*Information supplied*
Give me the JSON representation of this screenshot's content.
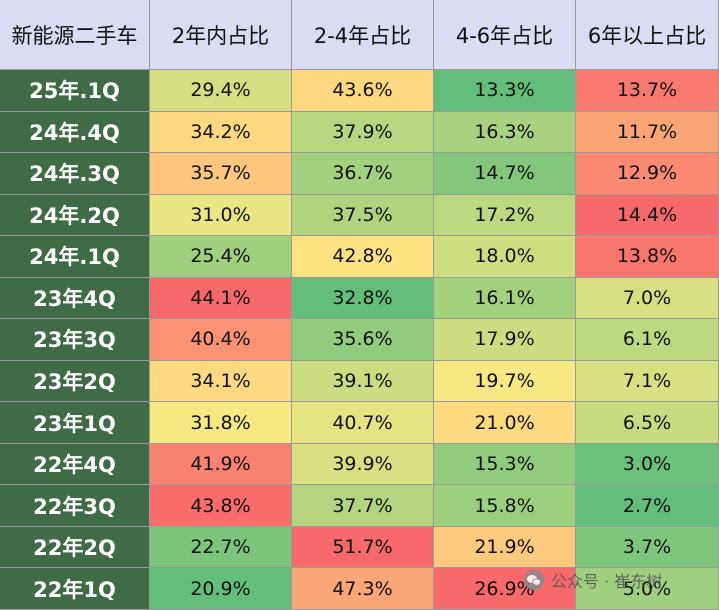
{
  "chart_data": {
    "type": "table",
    "columns": [
      "新能源二手车",
      "2年内占比",
      "2-4年占比",
      "4-6年占比",
      "6年以上占比"
    ],
    "rows": [
      {
        "label": "25年.1Q",
        "values": [
          "29.4%",
          "43.6%",
          "13.3%",
          "13.7%"
        ]
      },
      {
        "label": "24年.4Q",
        "values": [
          "34.2%",
          "37.9%",
          "16.3%",
          "11.7%"
        ]
      },
      {
        "label": "24年.3Q",
        "values": [
          "35.7%",
          "36.7%",
          "14.7%",
          "12.9%"
        ]
      },
      {
        "label": "24年.2Q",
        "values": [
          "31.0%",
          "37.5%",
          "17.2%",
          "14.4%"
        ]
      },
      {
        "label": "24年.1Q",
        "values": [
          "25.4%",
          "42.8%",
          "18.0%",
          "13.8%"
        ]
      },
      {
        "label": "23年4Q",
        "values": [
          "44.1%",
          "32.8%",
          "16.1%",
          "7.0%"
        ]
      },
      {
        "label": "23年3Q",
        "values": [
          "40.4%",
          "35.6%",
          "17.9%",
          "6.1%"
        ]
      },
      {
        "label": "23年2Q",
        "values": [
          "34.1%",
          "39.1%",
          "19.7%",
          "7.1%"
        ]
      },
      {
        "label": "23年1Q",
        "values": [
          "31.8%",
          "40.7%",
          "21.0%",
          "6.5%"
        ]
      },
      {
        "label": "22年4Q",
        "values": [
          "41.9%",
          "39.9%",
          "15.3%",
          "3.0%"
        ]
      },
      {
        "label": "22年3Q",
        "values": [
          "43.8%",
          "37.7%",
          "15.8%",
          "2.7%"
        ]
      },
      {
        "label": "22年2Q",
        "values": [
          "22.7%",
          "51.7%",
          "21.9%",
          "3.7%"
        ]
      },
      {
        "label": "22年1Q",
        "values": [
          "20.9%",
          "47.3%",
          "26.9%",
          "5.0%"
        ]
      }
    ],
    "color_scale": {
      "low": "#63be7b",
      "mid": "#ffeb84",
      "high": "#f8696b"
    },
    "row_label_color": "#3f6b45",
    "header_color": "#d9dcf2"
  },
  "watermark": {
    "text": "公众号 · 崔东树"
  }
}
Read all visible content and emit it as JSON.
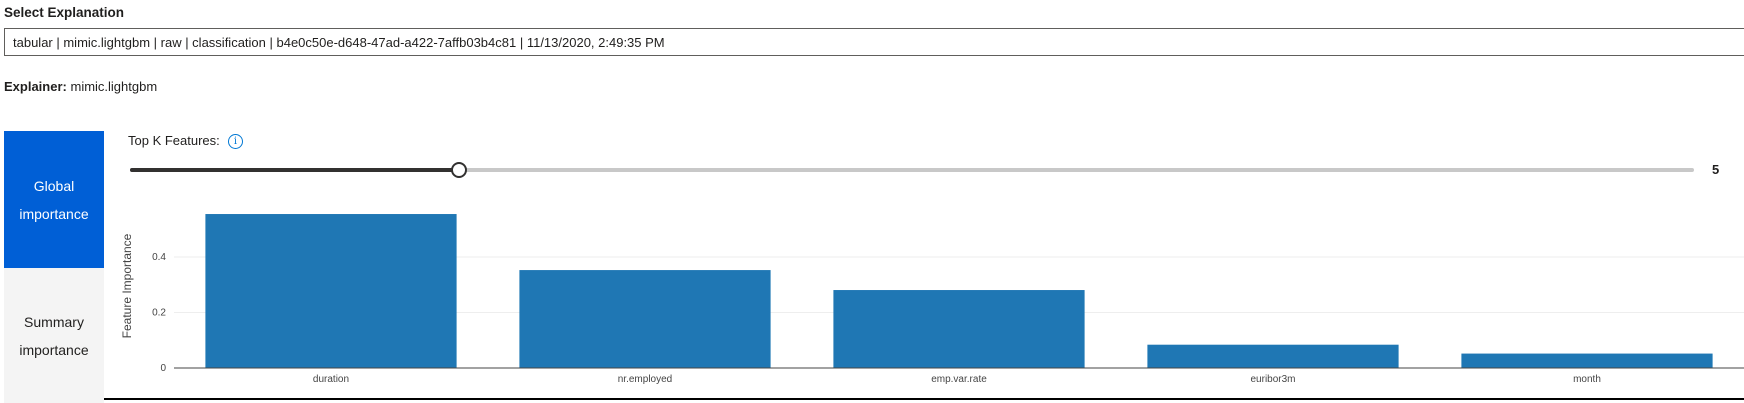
{
  "select_explanation": {
    "label": "Select Explanation",
    "selected_value": "tabular | mimic.lightgbm | raw | classification | b4e0c50e-d648-47ad-a422-7affb03b4c81 | 11/13/2020, 2:49:35 PM"
  },
  "explainer": {
    "key": "Explainer:",
    "value": "mimic.lightgbm"
  },
  "tabs": [
    {
      "label": "Global importance",
      "active": true
    },
    {
      "label": "Summary importance",
      "active": false
    }
  ],
  "top_k": {
    "label": "Top K Features:",
    "value": "5",
    "fraction": 0.2105
  },
  "colors": {
    "bar": "#1f77b4",
    "tab_active": "#005fd6",
    "grid": "#eeeeee"
  },
  "chart_data": {
    "type": "bar",
    "categories": [
      "duration",
      "nr.employed",
      "emp.var.rate",
      "euribor3m",
      "month"
    ],
    "values": [
      0.555,
      0.353,
      0.281,
      0.084,
      0.052
    ],
    "ylabel": "Feature Importance",
    "yticks": [
      {
        "value": 0,
        "label": "0"
      },
      {
        "value": 0.2,
        "label": "0.2"
      },
      {
        "value": 0.4,
        "label": "0.4"
      }
    ],
    "ylim": [
      0,
      0.62
    ],
    "grid": true
  }
}
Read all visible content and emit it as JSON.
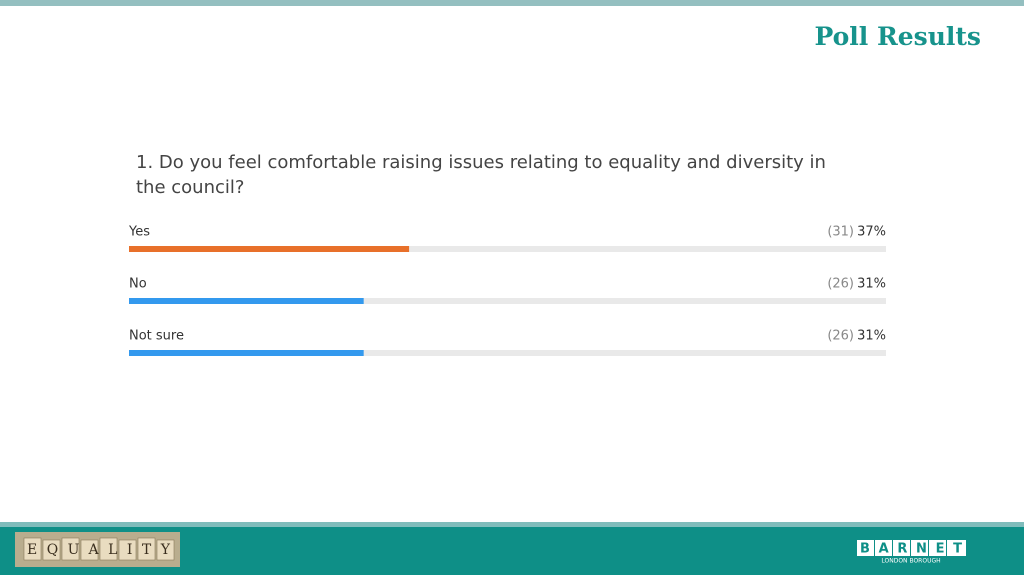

*Directions*
Omit any images, then output the listing exactly.

*Problem solution*
Give me the JSON representation of this screenshot's content.
{
  "chart_data": {
    "type": "table",
    "columns": [
      "新能源二手车",
      "2年内占比",
      "2-4年占比",
      "4-6年占比",
      "6年以上占比"
    ],
    "rows": [
      {
        "label": "25年.1Q",
        "values": [
          "29.4%",
          "43.6%",
          "13.3%",
          "13.7%"
        ]
      },
      {
        "label": "24年.4Q",
        "values": [
          "34.2%",
          "37.9%",
          "16.3%",
          "11.7%"
        ]
      },
      {
        "label": "24年.3Q",
        "values": [
          "35.7%",
          "36.7%",
          "14.7%",
          "12.9%"
        ]
      },
      {
        "label": "24年.2Q",
        "values": [
          "31.0%",
          "37.5%",
          "17.2%",
          "14.4%"
        ]
      },
      {
        "label": "24年.1Q",
        "values": [
          "25.4%",
          "42.8%",
          "18.0%",
          "13.8%"
        ]
      },
      {
        "label": "23年4Q",
        "values": [
          "44.1%",
          "32.8%",
          "16.1%",
          "7.0%"
        ]
      },
      {
        "label": "23年3Q",
        "values": [
          "40.4%",
          "35.6%",
          "17.9%",
          "6.1%"
        ]
      },
      {
        "label": "23年2Q",
        "values": [
          "34.1%",
          "39.1%",
          "19.7%",
          "7.1%"
        ]
      },
      {
        "label": "23年1Q",
        "values": [
          "31.8%",
          "40.7%",
          "21.0%",
          "6.5%"
        ]
      },
      {
        "label": "22年4Q",
        "values": [
          "41.9%",
          "39.9%",
          "15.3%",
          "3.0%"
        ]
      },
      {
        "label": "22年3Q",
        "values": [
          "43.8%",
          "37.7%",
          "15.8%",
          "2.7%"
        ]
      },
      {
        "label": "22年2Q",
        "values": [
          "22.7%",
          "51.7%",
          "21.9%",
          "3.7%"
        ]
      },
      {
        "label": "22年1Q",
        "values": [
          "20.9%",
          "47.3%",
          "26.9%",
          "5.0%"
        ]
      }
    ],
    "color_scale": {
      "low": "#63be7b",
      "mid": "#ffeb84",
      "high": "#f8696b"
    },
    "row_label_color": "#3f6b45",
    "header_color": "#d9dcf2"
  },
  "watermark": {
    "text": "公众号 · 崔东树"
  }
}
Read all visible content and emit it as JSON.
{
  "select_explanation": {
    "label": "Select Explanation",
    "selected_value": "tabular | mimic.lightgbm | raw | classification | b4e0c50e-d648-47ad-a422-7affb03b4c81 | 11/13/2020, 2:49:35 PM"
  },
  "explainer": {
    "key": "Explainer:",
    "value": "mimic.lightgbm"
  },
  "tabs": [
    {
      "label": "Global importance",
      "active": true
    },
    {
      "label": "Summary importance",
      "active": false
    }
  ],
  "top_k": {
    "label": "Top K Features:",
    "value": "5",
    "fraction": 0.2105
  },
  "colors": {
    "bar": "#1f77b4",
    "tab_active": "#005fd6",
    "grid": "#eeeeee"
  },
  "chart_data": {
    "type": "bar",
    "categories": [
      "duration",
      "nr.employed",
      "emp.var.rate",
      "euribor3m",
      "month"
    ],
    "values": [
      0.555,
      0.353,
      0.281,
      0.084,
      0.052
    ],
    "ylabel": "Feature Importance",
    "yticks": [
      {
        "value": 0,
        "label": "0"
      },
      {
        "value": 0.2,
        "label": "0.2"
      },
      {
        "value": 0.4,
        "label": "0.4"
      }
    ],
    "ylim": [
      0,
      0.62
    ],
    "grid": true
  }
}
Read all visible content and emit it as JSON.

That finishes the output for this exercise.